-- start DATASET RECORDS --

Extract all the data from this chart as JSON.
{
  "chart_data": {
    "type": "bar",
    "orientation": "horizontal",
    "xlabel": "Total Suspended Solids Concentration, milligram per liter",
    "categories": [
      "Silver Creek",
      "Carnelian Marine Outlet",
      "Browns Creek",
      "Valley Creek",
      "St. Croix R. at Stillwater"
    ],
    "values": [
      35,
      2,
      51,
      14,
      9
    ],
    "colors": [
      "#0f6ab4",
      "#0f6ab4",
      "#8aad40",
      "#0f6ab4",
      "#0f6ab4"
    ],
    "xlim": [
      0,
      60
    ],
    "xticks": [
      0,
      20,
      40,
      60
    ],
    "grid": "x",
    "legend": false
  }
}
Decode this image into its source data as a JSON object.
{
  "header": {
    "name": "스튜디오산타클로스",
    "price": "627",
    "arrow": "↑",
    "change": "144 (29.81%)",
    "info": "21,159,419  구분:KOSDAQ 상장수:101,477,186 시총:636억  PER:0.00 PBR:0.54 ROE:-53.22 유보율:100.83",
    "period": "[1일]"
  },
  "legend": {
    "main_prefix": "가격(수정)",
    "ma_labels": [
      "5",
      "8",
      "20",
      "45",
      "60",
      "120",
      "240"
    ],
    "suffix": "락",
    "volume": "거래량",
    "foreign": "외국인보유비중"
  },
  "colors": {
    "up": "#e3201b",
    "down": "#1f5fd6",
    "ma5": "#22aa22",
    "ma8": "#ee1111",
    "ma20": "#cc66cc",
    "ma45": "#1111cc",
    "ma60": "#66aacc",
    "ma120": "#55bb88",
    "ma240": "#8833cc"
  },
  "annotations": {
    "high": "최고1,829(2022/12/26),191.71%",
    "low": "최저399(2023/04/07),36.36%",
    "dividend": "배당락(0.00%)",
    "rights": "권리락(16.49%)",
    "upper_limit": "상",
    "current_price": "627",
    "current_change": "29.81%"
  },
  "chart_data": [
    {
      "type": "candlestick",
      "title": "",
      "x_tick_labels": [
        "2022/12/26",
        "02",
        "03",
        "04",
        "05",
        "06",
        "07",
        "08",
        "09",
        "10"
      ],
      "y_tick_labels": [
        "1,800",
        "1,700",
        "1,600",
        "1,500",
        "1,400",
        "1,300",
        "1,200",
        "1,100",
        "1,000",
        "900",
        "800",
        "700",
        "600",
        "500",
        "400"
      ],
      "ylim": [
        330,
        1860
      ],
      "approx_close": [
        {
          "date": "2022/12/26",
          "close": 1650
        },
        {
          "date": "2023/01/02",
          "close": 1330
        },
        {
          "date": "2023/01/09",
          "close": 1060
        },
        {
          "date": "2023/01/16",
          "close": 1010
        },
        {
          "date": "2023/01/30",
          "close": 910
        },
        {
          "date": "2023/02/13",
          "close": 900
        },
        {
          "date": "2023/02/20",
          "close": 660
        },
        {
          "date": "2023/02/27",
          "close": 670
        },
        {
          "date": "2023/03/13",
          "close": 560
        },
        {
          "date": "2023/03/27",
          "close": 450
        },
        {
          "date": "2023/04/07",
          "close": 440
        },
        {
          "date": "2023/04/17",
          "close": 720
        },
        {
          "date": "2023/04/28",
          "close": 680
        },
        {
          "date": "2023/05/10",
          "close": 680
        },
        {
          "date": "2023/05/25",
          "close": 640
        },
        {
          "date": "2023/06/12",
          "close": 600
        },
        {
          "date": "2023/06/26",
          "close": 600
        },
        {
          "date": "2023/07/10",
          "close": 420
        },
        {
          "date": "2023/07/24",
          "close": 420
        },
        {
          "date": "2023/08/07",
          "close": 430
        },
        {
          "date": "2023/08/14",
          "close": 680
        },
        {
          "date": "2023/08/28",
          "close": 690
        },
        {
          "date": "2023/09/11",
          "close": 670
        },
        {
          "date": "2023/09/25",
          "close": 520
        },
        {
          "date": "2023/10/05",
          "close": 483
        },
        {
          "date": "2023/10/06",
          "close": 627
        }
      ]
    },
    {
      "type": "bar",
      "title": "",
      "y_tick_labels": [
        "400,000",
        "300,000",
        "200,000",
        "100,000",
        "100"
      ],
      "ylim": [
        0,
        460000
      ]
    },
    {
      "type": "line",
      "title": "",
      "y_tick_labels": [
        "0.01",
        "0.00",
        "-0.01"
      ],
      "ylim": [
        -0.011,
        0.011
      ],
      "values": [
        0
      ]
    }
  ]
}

-- end DATASET RECORDS --

# [SHORT TASK]
All of the data needs to be reproduced exactly, with no line missing.

# [OUTPUT OF THE TASK]
Extract all the data from this chart as JSON.
{
  "chart_data": {
    "type": "bar",
    "orientation": "horizontal",
    "xlabel": "Total Suspended Solids Concentration, milligram per liter",
    "categories": [
      "Silver Creek",
      "Carnelian Marine Outlet",
      "Browns Creek",
      "Valley Creek",
      "St. Croix R. at Stillwater"
    ],
    "values": [
      35,
      2,
      51,
      14,
      9
    ],
    "colors": [
      "#0f6ab4",
      "#0f6ab4",
      "#8aad40",
      "#0f6ab4",
      "#0f6ab4"
    ],
    "xlim": [
      0,
      60
    ],
    "xticks": [
      0,
      20,
      40,
      60
    ],
    "grid": "x",
    "legend": false
  }
}
Decode this image into its source data as a JSON object.
{
  "header": {
    "name": "스튜디오산타클로스",
    "price": "627",
    "arrow": "↑",
    "change": "144 (29.81%)",
    "info": "21,159,419  구분:KOSDAQ 상장수:101,477,186 시총:636억  PER:0.00 PBR:0.54 ROE:-53.22 유보율:100.83",
    "period": "[1일]"
  },
  "legend": {
    "main_prefix": "가격(수정)",
    "ma_labels": [
      "5",
      "8",
      "20",
      "45",
      "60",
      "120",
      "240"
    ],
    "suffix": "락",
    "volume": "거래량",
    "foreign": "외국인보유비중"
  },
  "colors": {
    "up": "#e3201b",
    "down": "#1f5fd6",
    "ma5": "#22aa22",
    "ma8": "#ee1111",
    "ma20": "#cc66cc",
    "ma45": "#1111cc",
    "ma60": "#66aacc",
    "ma120": "#55bb88",
    "ma240": "#8833cc"
  },
  "annotations": {
    "high": "최고1,829(2022/12/26),191.71%",
    "low": "최저399(2023/04/07),36.36%",
    "dividend": "배당락(0.00%)",
    "rights": "권리락(16.49%)",
    "upper_limit": "상",
    "current_price": "627",
    "current_change": "29.81%"
  },
  "chart_data": [
    {
      "type": "candlestick",
      "title": "",
      "x_tick_labels": [
        "2022/12/26",
        "02",
        "03",
        "04",
        "05",
        "06",
        "07",
        "08",
        "09",
        "10"
      ],
      "y_tick_labels": [
        "1,800",
        "1,700",
        "1,600",
        "1,500",
        "1,400",
        "1,300",
        "1,200",
        "1,100",
        "1,000",
        "900",
        "800",
        "700",
        "600",
        "500",
        "400"
      ],
      "ylim": [
        330,
        1860
      ],
      "approx_close": [
        {
          "date": "2022/12/26",
          "close": 1650
        },
        {
          "date": "2023/01/02",
          "close": 1330
        },
        {
          "date": "2023/01/09",
          "close": 1060
        },
        {
          "date": "2023/01/16",
          "close": 1010
        },
        {
          "date": "2023/01/30",
          "close": 910
        },
        {
          "date": "2023/02/13",
          "close": 900
        },
        {
          "date": "2023/02/20",
          "close": 660
        },
        {
          "date": "2023/02/27",
          "close": 670
        },
        {
          "date": "2023/03/13",
          "close": 560
        },
        {
          "date": "2023/03/27",
          "close": 450
        },
        {
          "date": "2023/04/07",
          "close": 440
        },
        {
          "date": "2023/04/17",
          "close": 720
        },
        {
          "date": "2023/04/28",
          "close": 680
        },
        {
          "date": "2023/05/10",
          "close": 680
        },
        {
          "date": "2023/05/25",
          "close": 640
        },
        {
          "date": "2023/06/12",
          "close": 600
        },
        {
          "date": "2023/06/26",
          "close": 600
        },
        {
          "date": "2023/07/10",
          "close": 420
        },
        {
          "date": "2023/07/24",
          "close": 420
        },
        {
          "date": "2023/08/07",
          "close": 430
        },
        {
          "date": "2023/08/14",
          "close": 680
        },
        {
          "date": "2023/08/28",
          "close": 690
        },
        {
          "date": "2023/09/11",
          "close": 670
        },
        {
          "date": "2023/09/25",
          "close": 520
        },
        {
          "date": "2023/10/05",
          "close": 483
        },
        {
          "date": "2023/10/06",
          "close": 627
        }
      ]
    },
    {
      "type": "bar",
      "title": "",
      "y_tick_labels": [
        "400,000",
        "300,000",
        "200,000",
        "100,000",
        "100"
      ],
      "ylim": [
        0,
        460000
      ]
    },
    {
      "type": "line",
      "title": "",
      "y_tick_labels": [
        "0.01",
        "0.00",
        "-0.01"
      ],
      "ylim": [
        -0.011,
        0.011
      ],
      "values": [
        0
      ]
    }
  ]
}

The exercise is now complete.